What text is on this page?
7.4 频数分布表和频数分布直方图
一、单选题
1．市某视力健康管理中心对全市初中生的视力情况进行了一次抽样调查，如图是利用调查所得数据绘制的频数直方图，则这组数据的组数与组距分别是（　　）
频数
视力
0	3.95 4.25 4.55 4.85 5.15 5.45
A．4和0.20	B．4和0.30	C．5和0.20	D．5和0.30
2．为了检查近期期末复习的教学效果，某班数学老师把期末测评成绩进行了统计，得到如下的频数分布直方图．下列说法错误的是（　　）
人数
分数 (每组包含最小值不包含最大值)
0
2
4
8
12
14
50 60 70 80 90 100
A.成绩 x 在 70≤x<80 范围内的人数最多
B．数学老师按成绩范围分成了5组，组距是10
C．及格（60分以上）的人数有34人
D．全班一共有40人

▶ _Exercise task_:
Go back to the listing above and please repeat it exactly.

▶ _Answer to this problem_:
What text is on this page?
7.4 频数分布表和频数分布直方图
一、单选题
1．市某视力健康管理中心对全市初中生的视力情况进行了一次抽样调查，如图是利用调查所得数据绘制的频数直方图，则这组数据的组数与组距分别是（　　）
频数
视力
0	3.95 4.25 4.55 4.85 5.15 5.45
A．4和0.20	B．4和0.30	C．5和0.20	D．5和0.30
2．为了检查近期期末复习的教学效果，某班数学老师把期末测评成绩进行了统计，得到如下的频数分布直方图．下列说法错误的是（　　）
人数
分数 (每组包含最小值不包含最大值)
0
2
4
8
12
14
50 60 70 80 90 100
A.成绩 x 在 70≤x<80 范围内的人数最多
B．数学老师按成绩范围分成了5组，组距是10
C．及格（60分以上）的人数有34人
D．全班一共有40人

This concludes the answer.